◆ FRAGMENTO DEL TEXTO ◆
"""
Mursi preso, Mubarak en casa - Opinión

Mursi preso, Mubarak en casa

Autor:

Jorge L. Rodríguez González

El presidente legítimo tras las rejas. El ex dictador, responsable de la muerte de civiles, de corrupción y de hundir a Egipto en la injusticia social, en su casa, tranquilo, luego que un tribunal de El Cairo lo pusiera en libertad condicional. ¡Los resultados de un golpe de Estado! Una prueba más del retroceso reaccionario que impulsa la cúpula militar. Otra dosis de gasolina para la llama que quema la nación norteafricana.

Para explicar su decisión, el tribunal de apelaciones cairota que ordenó la excarcelación de Mubarak —depuesto en enero de 2011 luego de un régimen de 30 años— alegó que se venció el período de tiempo estipulado para mantenerlo en la cárcel, después de varios meses en los que se prorrogó la detención en plazos de 15 días. Se trata de la causa por corrupción abierta contra el ex Presidente, en atención a los 28 millones de libras egipcias (2,9 millones de euros) que «aceptó» en regalos de la editora de diarios pública Al Ahram. Según dicen, Mubarak devolvió esa cantidad de su fortuna personal, la que precisamente está en entredicho por las acusaciones de robo al pueblo.

A pesar de los graves crímenes y delitos contra el Estado, la Fiscalía no movió un dedo para revertir el fallo.

Ahora, en la paz de una de sus mansiones, Mubarak debe esperar a ser juzgado por su responsabilidad en la matanza de 850 civiles durante las revueltas de enero de 2011, que resultaron en su dimisión. El año pasado se le declaró culpable por ese crimen y se le condenó a cadena perpetua; pero los abogados de la defensa apelaron y el juez ordenó un nuevo juicio.

Además, tiene abiertos otros procesos por el desvío de fondos públicos para construir y rehabilitar sus mansiones particulares, y otro, junto a sus dos hijos, Alaa y Gamal, y el empresario en fuga Husein Salem, por enriquecimiento ilícito y daño premeditado a los fondos públicos, al conseguir comisiones y beneficios económicos con la venta de gas a Israel.

Durante este largo y caótico proceso judicial contra Mubarak no han faltado las denuncias contra una «justicia» enferma —una de las razones por las que estalló la revuelta popular de 2011— que ha favorecido a Mubarak. Abogados de las víctimas de la represión mubarakista aseguran que el Ministerio del Interior ocultó pruebas contundentes que inculparían a los responsables, entre otras fechorías procesales.

Hasta ahora, ningún alto cargo ha sido condenado por la represión de la ciudadanía y las violaciones de los derechos humanos durante el viejo régimen.
"""
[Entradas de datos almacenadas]
"""
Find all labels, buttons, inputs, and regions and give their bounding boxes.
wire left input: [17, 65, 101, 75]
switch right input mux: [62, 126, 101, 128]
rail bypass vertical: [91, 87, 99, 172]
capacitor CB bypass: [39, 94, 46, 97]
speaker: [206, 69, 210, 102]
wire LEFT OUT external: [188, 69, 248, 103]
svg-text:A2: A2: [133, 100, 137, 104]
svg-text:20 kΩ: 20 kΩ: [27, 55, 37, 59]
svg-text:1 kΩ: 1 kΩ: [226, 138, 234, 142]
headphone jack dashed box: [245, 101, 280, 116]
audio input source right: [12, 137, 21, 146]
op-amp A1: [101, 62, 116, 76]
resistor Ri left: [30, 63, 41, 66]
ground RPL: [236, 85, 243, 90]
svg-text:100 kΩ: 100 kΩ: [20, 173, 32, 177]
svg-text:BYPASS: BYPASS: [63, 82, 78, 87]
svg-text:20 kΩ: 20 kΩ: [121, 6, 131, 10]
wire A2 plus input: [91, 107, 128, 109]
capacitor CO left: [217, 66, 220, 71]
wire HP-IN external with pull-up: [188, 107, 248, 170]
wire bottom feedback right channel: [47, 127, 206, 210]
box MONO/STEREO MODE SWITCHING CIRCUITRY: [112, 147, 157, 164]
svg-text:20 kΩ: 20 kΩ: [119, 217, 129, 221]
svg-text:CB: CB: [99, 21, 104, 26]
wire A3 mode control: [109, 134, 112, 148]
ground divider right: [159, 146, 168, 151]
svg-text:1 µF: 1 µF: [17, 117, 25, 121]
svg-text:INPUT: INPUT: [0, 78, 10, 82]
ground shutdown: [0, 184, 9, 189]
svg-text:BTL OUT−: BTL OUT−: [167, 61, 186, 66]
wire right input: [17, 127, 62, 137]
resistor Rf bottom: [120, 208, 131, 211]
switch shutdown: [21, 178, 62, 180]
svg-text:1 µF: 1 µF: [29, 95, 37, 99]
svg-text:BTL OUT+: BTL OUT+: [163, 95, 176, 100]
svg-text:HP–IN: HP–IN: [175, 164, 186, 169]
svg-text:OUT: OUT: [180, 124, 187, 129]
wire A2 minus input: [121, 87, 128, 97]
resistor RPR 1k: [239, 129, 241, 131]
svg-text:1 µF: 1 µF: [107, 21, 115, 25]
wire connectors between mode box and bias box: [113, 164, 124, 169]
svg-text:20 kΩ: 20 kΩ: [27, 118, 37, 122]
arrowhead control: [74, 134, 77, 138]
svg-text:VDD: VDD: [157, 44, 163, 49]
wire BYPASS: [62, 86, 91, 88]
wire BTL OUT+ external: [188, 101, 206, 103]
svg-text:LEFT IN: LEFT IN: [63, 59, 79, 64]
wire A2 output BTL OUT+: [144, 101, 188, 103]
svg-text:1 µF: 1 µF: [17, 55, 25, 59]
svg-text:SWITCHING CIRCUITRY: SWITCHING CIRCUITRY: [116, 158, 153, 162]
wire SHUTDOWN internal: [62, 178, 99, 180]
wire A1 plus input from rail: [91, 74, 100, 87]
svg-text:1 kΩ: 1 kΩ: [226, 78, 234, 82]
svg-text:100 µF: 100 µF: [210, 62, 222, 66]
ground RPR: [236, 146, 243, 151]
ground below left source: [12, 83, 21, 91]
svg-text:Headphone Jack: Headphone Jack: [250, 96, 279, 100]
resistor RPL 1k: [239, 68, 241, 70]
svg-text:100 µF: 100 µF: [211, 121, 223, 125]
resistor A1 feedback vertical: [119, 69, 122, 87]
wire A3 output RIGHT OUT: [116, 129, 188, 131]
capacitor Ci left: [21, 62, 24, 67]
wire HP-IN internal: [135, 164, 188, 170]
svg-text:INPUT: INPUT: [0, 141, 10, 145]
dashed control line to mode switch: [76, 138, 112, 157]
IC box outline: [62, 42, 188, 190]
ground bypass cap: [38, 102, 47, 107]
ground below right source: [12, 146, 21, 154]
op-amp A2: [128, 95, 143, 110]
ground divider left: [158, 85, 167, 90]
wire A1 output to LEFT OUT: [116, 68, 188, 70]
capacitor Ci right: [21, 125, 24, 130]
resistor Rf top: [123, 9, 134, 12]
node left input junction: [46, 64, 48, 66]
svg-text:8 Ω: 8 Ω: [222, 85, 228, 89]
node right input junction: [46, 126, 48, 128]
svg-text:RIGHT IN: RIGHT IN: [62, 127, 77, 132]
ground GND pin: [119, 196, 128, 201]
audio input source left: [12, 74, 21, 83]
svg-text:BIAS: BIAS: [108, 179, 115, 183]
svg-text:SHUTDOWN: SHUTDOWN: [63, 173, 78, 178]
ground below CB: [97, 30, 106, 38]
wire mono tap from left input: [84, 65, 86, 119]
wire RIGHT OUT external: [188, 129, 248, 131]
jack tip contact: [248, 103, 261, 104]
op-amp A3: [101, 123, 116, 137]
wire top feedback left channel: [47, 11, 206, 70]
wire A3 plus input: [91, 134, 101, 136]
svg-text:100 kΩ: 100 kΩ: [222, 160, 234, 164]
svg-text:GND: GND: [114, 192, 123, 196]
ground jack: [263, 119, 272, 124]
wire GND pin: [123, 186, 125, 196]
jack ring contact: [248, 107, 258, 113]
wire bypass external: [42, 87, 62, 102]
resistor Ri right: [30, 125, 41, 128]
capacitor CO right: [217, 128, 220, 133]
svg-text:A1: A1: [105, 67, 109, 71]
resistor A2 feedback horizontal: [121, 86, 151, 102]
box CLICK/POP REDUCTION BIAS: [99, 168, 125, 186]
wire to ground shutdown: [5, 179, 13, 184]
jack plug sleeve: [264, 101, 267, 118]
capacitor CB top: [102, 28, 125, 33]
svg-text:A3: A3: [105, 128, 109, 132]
"""
◆ LO QUE HARÁS ◆
Extrae del artículo sobre Mursi y Mubarak el fragmento que comienza en "Durante este largo" y termina en "el viejo régimen.", copiándolo tal cual. Estos datos no tienen relación con el artículo sobre Mursi y Mubarak.

◆ TAREA RESUELTA ◆
Durante este largo y caótico proceso judicial contra Mubarak no han faltado las denuncias contra una «justicia» enferma —una de las razones por las que estalló la revuelta popular de 2011— que ha favorecido a Mubarak. Abogados de las víctimas de la represión mubarakista aseguran que el Ministerio del Interior ocultó pruebas contundentes que inculparían a los responsables, entre otras fechorías procesales.

Hasta ahora, ningún alto cargo ha sido condenado por la represión de la ciudadanía y las violaciones de los derechos humanos durante el viejo régimen.